**PROMPT**
Go through the entries below and retype them exactly, omitting each picture.

Start

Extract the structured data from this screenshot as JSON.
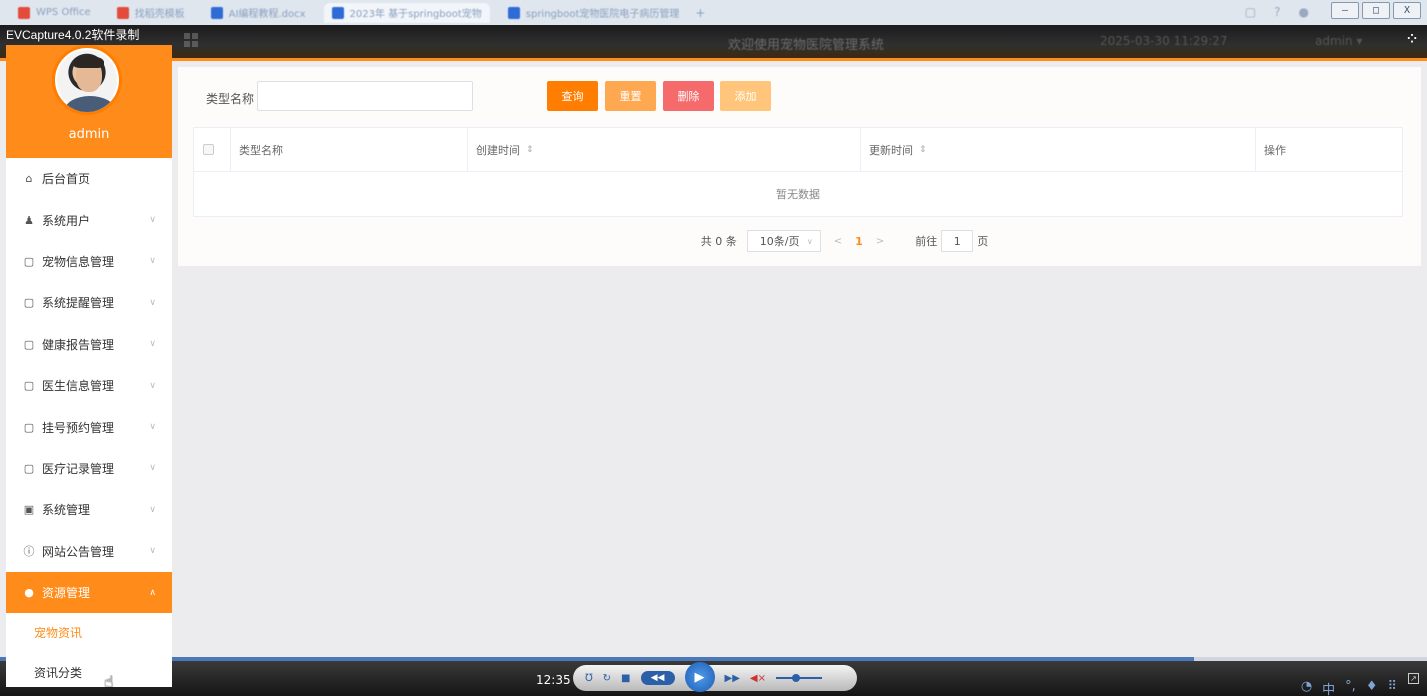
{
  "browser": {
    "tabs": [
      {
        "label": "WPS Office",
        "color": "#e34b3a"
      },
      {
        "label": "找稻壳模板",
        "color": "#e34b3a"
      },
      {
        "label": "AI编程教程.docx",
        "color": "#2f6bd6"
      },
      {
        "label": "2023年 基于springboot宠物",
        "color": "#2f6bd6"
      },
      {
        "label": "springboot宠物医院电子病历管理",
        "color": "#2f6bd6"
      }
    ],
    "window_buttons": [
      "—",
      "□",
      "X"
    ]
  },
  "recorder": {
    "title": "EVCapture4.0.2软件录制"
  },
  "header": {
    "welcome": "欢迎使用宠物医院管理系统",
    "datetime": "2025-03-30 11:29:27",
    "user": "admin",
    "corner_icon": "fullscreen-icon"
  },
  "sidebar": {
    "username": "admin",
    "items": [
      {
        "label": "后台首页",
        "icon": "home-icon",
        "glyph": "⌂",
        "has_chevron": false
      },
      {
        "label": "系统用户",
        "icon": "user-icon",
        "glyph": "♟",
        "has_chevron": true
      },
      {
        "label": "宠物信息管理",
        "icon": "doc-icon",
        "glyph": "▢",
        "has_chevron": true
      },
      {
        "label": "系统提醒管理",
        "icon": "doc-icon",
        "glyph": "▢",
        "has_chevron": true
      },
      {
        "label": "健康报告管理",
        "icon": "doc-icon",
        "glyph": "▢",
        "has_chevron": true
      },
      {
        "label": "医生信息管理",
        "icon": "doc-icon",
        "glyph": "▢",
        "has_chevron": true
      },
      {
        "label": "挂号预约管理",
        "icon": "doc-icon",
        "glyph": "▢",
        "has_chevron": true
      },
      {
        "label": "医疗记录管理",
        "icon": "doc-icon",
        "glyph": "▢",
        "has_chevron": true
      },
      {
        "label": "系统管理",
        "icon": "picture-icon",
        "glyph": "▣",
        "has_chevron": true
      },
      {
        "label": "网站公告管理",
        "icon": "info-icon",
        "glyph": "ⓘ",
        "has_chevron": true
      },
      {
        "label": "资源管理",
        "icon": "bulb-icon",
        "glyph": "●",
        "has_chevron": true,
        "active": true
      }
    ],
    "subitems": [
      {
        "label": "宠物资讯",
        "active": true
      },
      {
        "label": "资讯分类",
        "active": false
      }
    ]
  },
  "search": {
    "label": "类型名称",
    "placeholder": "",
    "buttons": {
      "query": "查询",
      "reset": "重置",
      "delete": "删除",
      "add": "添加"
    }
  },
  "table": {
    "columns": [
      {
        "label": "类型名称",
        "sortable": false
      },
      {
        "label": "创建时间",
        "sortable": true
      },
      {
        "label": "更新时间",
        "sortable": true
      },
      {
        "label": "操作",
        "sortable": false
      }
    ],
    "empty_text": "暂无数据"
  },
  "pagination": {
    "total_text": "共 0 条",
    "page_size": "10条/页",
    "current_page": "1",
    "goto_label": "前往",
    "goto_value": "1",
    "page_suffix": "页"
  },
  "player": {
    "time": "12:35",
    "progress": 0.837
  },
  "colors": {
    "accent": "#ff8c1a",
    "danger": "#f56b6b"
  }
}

End

**REPLY**
Extract the structured data from this screenshot as JSON.
{
  "browser": {
    "tabs": [
      {
        "label": "WPS Office",
        "color": "#e34b3a"
      },
      {
        "label": "找稻壳模板",
        "color": "#e34b3a"
      },
      {
        "label": "AI编程教程.docx",
        "color": "#2f6bd6"
      },
      {
        "label": "2023年 基于springboot宠物",
        "color": "#2f6bd6"
      },
      {
        "label": "springboot宠物医院电子病历管理",
        "color": "#2f6bd6"
      }
    ],
    "window_buttons": [
      "—",
      "□",
      "X"
    ]
  },
  "recorder": {
    "title": "EVCapture4.0.2软件录制"
  },
  "header": {
    "welcome": "欢迎使用宠物医院管理系统",
    "datetime": "2025-03-30 11:29:27",
    "user": "admin",
    "corner_icon": "fullscreen-icon"
  },
  "sidebar": {
    "username": "admin",
    "items": [
      {
        "label": "后台首页",
        "icon": "home-icon",
        "glyph": "⌂",
        "has_chevron": false
      },
      {
        "label": "系统用户",
        "icon": "user-icon",
        "glyph": "♟",
        "has_chevron": true
      },
      {
        "label": "宠物信息管理",
        "icon": "doc-icon",
        "glyph": "▢",
        "has_chevron": true
      },
      {
        "label": "系统提醒管理",
        "icon": "doc-icon",
        "glyph": "▢",
        "has_chevron": true
      },
      {
        "label": "健康报告管理",
        "icon": "doc-icon",
        "glyph": "▢",
        "has_chevron": true
      },
      {
        "label": "医生信息管理",
        "icon": "doc-icon",
        "glyph": "▢",
        "has_chevron": true
      },
      {
        "label": "挂号预约管理",
        "icon": "doc-icon",
        "glyph": "▢",
        "has_chevron": true
      },
      {
        "label": "医疗记录管理",
        "icon": "doc-icon",
        "glyph": "▢",
        "has_chevron": true
      },
      {
        "label": "系统管理",
        "icon": "picture-icon",
        "glyph": "▣",
        "has_chevron": true
      },
      {
        "label": "网站公告管理",
        "icon": "info-icon",
        "glyph": "ⓘ",
        "has_chevron": true
      },
      {
        "label": "资源管理",
        "icon": "bulb-icon",
        "glyph": "●",
        "has_chevron": true,
        "active": true
      }
    ],
    "subitems": [
      {
        "label": "宠物资讯",
        "active": true
      },
      {
        "label": "资讯分类",
        "active": false
      }
    ]
  },
  "search": {
    "label": "类型名称",
    "placeholder": "",
    "buttons": {
      "query": "查询",
      "reset": "重置",
      "delete": "删除",
      "add": "添加"
    }
  },
  "table": {
    "columns": [
      {
        "label": "类型名称",
        "sortable": false
      },
      {
        "label": "创建时间",
        "sortable": true
      },
      {
        "label": "更新时间",
        "sortable": true
      },
      {
        "label": "操作",
        "sortable": false
      }
    ],
    "empty_text": "暂无数据"
  },
  "pagination": {
    "total_text": "共 0 条",
    "page_size": "10条/页",
    "current_page": "1",
    "goto_label": "前往",
    "goto_value": "1",
    "page_suffix": "页"
  },
  "player": {
    "time": "12:35",
    "progress": 0.837
  },
  "colors": {
    "accent": "#ff8c1a",
    "danger": "#f56b6b"
  }
}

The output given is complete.